Task instructions: The entries below should be output exactly as written.

━━ Extracted data ━━

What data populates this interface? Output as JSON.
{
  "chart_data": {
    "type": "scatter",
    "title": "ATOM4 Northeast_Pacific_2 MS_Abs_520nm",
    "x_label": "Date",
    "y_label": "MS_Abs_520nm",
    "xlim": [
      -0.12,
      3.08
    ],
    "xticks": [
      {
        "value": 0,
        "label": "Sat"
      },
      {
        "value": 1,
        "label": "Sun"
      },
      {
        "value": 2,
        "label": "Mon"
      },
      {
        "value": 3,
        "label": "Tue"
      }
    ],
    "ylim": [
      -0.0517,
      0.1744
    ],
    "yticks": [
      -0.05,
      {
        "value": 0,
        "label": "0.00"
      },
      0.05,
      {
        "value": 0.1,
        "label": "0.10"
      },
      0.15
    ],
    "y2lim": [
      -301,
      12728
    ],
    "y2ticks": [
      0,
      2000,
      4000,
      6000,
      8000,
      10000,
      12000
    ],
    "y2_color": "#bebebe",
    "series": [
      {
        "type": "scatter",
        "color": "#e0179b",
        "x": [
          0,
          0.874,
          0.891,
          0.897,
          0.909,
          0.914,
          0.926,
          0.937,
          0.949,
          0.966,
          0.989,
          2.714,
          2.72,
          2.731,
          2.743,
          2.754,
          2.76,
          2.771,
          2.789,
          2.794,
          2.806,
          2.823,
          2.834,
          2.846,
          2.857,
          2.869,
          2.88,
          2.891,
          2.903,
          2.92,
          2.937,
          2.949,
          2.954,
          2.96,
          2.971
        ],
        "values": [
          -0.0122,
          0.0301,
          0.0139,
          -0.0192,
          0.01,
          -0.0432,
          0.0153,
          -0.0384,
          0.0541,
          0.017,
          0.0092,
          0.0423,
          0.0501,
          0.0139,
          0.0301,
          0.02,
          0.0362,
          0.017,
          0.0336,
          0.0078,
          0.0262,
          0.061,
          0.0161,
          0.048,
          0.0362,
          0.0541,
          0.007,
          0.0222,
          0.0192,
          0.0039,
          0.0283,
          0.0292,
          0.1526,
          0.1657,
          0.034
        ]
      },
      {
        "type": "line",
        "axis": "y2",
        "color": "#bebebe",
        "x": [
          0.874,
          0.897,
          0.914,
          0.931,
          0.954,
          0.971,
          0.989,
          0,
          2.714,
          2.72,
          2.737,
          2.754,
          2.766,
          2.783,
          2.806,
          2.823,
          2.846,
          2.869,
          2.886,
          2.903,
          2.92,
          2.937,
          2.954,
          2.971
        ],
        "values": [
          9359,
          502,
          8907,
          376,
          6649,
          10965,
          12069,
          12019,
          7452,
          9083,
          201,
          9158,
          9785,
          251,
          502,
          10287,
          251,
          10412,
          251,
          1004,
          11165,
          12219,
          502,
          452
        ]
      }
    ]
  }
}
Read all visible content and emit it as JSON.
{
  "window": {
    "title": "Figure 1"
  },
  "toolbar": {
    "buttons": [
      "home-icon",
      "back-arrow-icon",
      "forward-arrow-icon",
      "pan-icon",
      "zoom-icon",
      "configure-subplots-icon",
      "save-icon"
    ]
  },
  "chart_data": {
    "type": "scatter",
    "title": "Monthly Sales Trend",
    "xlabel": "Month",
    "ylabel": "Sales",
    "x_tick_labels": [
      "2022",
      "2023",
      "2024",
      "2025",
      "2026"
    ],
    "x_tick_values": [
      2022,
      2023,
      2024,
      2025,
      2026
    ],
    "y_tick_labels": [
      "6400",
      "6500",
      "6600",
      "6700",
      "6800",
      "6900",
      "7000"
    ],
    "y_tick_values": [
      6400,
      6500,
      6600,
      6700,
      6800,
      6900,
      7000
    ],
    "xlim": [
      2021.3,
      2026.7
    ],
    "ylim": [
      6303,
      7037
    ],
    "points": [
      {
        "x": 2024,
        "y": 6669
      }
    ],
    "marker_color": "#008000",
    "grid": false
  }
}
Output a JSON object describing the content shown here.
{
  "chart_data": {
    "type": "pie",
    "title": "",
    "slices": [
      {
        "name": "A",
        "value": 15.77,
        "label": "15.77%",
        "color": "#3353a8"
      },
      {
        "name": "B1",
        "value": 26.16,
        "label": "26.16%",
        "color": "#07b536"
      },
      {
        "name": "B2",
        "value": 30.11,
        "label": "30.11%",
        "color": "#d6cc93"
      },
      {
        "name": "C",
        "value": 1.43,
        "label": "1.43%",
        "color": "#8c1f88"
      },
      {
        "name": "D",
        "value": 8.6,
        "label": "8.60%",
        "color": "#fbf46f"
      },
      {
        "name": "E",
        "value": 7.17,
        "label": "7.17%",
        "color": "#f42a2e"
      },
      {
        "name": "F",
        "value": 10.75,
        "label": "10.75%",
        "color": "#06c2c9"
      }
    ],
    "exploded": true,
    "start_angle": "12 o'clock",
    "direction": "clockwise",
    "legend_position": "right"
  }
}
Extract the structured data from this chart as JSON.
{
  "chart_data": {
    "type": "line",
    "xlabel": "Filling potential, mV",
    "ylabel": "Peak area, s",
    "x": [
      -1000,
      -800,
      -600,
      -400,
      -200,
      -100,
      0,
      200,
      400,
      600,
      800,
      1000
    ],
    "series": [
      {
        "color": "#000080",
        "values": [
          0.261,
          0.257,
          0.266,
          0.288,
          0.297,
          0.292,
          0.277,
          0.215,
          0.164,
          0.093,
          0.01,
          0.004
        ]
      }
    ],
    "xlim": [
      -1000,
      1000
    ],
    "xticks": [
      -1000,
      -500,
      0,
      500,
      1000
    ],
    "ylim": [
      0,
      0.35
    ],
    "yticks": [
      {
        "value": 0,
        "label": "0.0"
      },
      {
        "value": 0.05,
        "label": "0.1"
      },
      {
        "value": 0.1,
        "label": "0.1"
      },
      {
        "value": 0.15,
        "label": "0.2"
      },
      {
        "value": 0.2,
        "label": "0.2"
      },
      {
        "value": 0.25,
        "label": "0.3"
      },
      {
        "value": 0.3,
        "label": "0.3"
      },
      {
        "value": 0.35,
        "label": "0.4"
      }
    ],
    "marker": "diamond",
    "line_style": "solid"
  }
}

━━━

Exercise output:
What data populates this interface? Output as JSON.
{
  "chart_data": {
    "type": "scatter",
    "title": "ATOM4 Northeast_Pacific_2 MS_Abs_520nm",
    "x_label": "Date",
    "y_label": "MS_Abs_520nm",
    "xlim": [
      -0.12,
      3.08
    ],
    "xticks": [
      {
        "value": 0,
        "label": "Sat"
      },
      {
        "value": 1,
        "label": "Sun"
      },
      {
        "value": 2,
        "label": "Mon"
      },
      {
        "value": 3,
        "label": "Tue"
      }
    ],
    "ylim": [
      -0.0517,
      0.1744
    ],
    "yticks": [
      -0.05,
      {
        "value": 0,
        "label": "0.00"
      },
      0.05,
      {
        "value": 0.1,
        "label": "0.10"
      },
      0.15
    ],
    "y2lim": [
      -301,
      12728
    ],
    "y2ticks": [
      0,
      2000,
      4000,
      6000,
      8000,
      10000,
      12000
    ],
    "y2_color": "#bebebe",
    "series": [
      {
        "type": "scatter",
        "color": "#e0179b",
        "x": [
          0,
          0.874,
          0.891,
          0.897,
          0.909,
          0.914,
          0.926,
          0.937,
          0.949,
          0.966,
          0.989,
          2.714,
          2.72,
          2.731,
          2.743,
          2.754,
          2.76,
          2.771,
          2.789,
          2.794,
          2.806,
          2.823,
          2.834,
          2.846,
          2.857,
          2.869,
          2.88,
          2.891,
          2.903,
          2.92,
          2.937,
          2.949,
          2.954,
          2.96,
          2.971
        ],
        "values": [
          -0.0122,
          0.0301,
          0.0139,
          -0.0192,
          0.01,
          -0.0432,
          0.0153,
          -0.0384,
          0.0541,
          0.017,
          0.0092,
          0.0423,
          0.0501,
          0.0139,
          0.0301,
          0.02,
          0.0362,
          0.017,
          0.0336,
          0.0078,
          0.0262,
          0.061,
          0.0161,
          0.048,
          0.0362,
          0.0541,
          0.007,
          0.0222,
          0.0192,
          0.0039,
          0.0283,
          0.0292,
          0.1526,
          0.1657,
          0.034
        ]
      },
      {
        "type": "line",
        "axis": "y2",
        "color": "#bebebe",
        "x": [
          0.874,
          0.897,
          0.914,
          0.931,
          0.954,
          0.971,
          0.989,
          0,
          2.714,
          2.72,
          2.737,
          2.754,
          2.766,
          2.783,
          2.806,
          2.823,
          2.846,
          2.869,
          2.886,
          2.903,
          2.92,
          2.937,
          2.954,
          2.971
        ],
        "values": [
          9359,
          502,
          8907,
          376,
          6649,
          10965,
          12069,
          12019,
          7452,
          9083,
          201,
          9158,
          9785,
          251,
          502,
          10287,
          251,
          10412,
          251,
          1004,
          11165,
          12219,
          502,
          452
        ]
      }
    ]
  }
}
Read all visible content and emit it as JSON.
{
  "window": {
    "title": "Figure 1"
  },
  "toolbar": {
    "buttons": [
      "home-icon",
      "back-arrow-icon",
      "forward-arrow-icon",
      "pan-icon",
      "zoom-icon",
      "configure-subplots-icon",
      "save-icon"
    ]
  },
  "chart_data": {
    "type": "scatter",
    "title": "Monthly Sales Trend",
    "xlabel": "Month",
    "ylabel": "Sales",
    "x_tick_labels": [
      "2022",
      "2023",
      "2024",
      "2025",
      "2026"
    ],
    "x_tick_values": [
      2022,
      2023,
      2024,
      2025,
      2026
    ],
    "y_tick_labels": [
      "6400",
      "6500",
      "6600",
      "6700",
      "6800",
      "6900",
      "7000"
    ],
    "y_tick_values": [
      6400,
      6500,
      6600,
      6700,
      6800,
      6900,
      7000
    ],
    "xlim": [
      2021.3,
      2026.7
    ],
    "ylim": [
      6303,
      7037
    ],
    "points": [
      {
        "x": 2024,
        "y": 6669
      }
    ],
    "marker_color": "#008000",
    "grid": false
  }
}
Output a JSON object describing the content shown here.
{
  "chart_data": {
    "type": "pie",
    "title": "",
    "slices": [
      {
        "name": "A",
        "value": 15.77,
        "label": "15.77%",
        "color": "#3353a8"
      },
      {
        "name": "B1",
        "value": 26.16,
        "label": "26.16%",
        "color": "#07b536"
      },
      {
        "name": "B2",
        "value": 30.11,
        "label": "30.11%",
        "color": "#d6cc93"
      },
      {
        "name": "C",
        "value": 1.43,
        "label": "1.43%",
        "color": "#8c1f88"
      },
      {
        "name": "D",
        "value": 8.6,
        "label": "8.60%",
        "color": "#fbf46f"
      },
      {
        "name": "E",
        "value": 7.17,
        "label": "7.17%",
        "color": "#f42a2e"
      },
      {
        "name": "F",
        "value": 10.75,
        "label": "10.75%",
        "color": "#06c2c9"
      }
    ],
    "exploded": true,
    "start_angle": "12 o'clock",
    "direction": "clockwise",
    "legend_position": "right"
  }
}
Extract the structured data from this chart as JSON.
{
  "chart_data": {
    "type": "line",
    "xlabel": "Filling potential, mV",
    "ylabel": "Peak area, s",
    "x": [
      -1000,
      -800,
      -600,
      -400,
      -200,
      -100,
      0,
      200,
      400,
      600,
      800,
      1000
    ],
    "series": [
      {
        "color": "#000080",
        "values": [
          0.261,
          0.257,
          0.266,
          0.288,
          0.297,
          0.292,
          0.277,
          0.215,
          0.164,
          0.093,
          0.01,
          0.004
        ]
      }
    ],
    "xlim": [
      -1000,
      1000
    ],
    "xticks": [
      -1000,
      -500,
      0,
      500,
      1000
    ],
    "ylim": [
      0,
      0.35
    ],
    "yticks": [
      {
        "value": 0,
        "label": "0.0"
      },
      {
        "value": 0.05,
        "label": "0.1"
      },
      {
        "value": 0.1,
        "label": "0.1"
      },
      {
        "value": 0.15,
        "label": "0.2"
      },
      {
        "value": 0.2,
        "label": "0.2"
      },
      {
        "value": 0.25,
        "label": "0.3"
      },
      {
        "value": 0.3,
        "label": "0.3"
      },
      {
        "value": 0.35,
        "label": "0.4"
      }
    ],
    "marker": "diamond",
    "line_style": "solid"
  }
}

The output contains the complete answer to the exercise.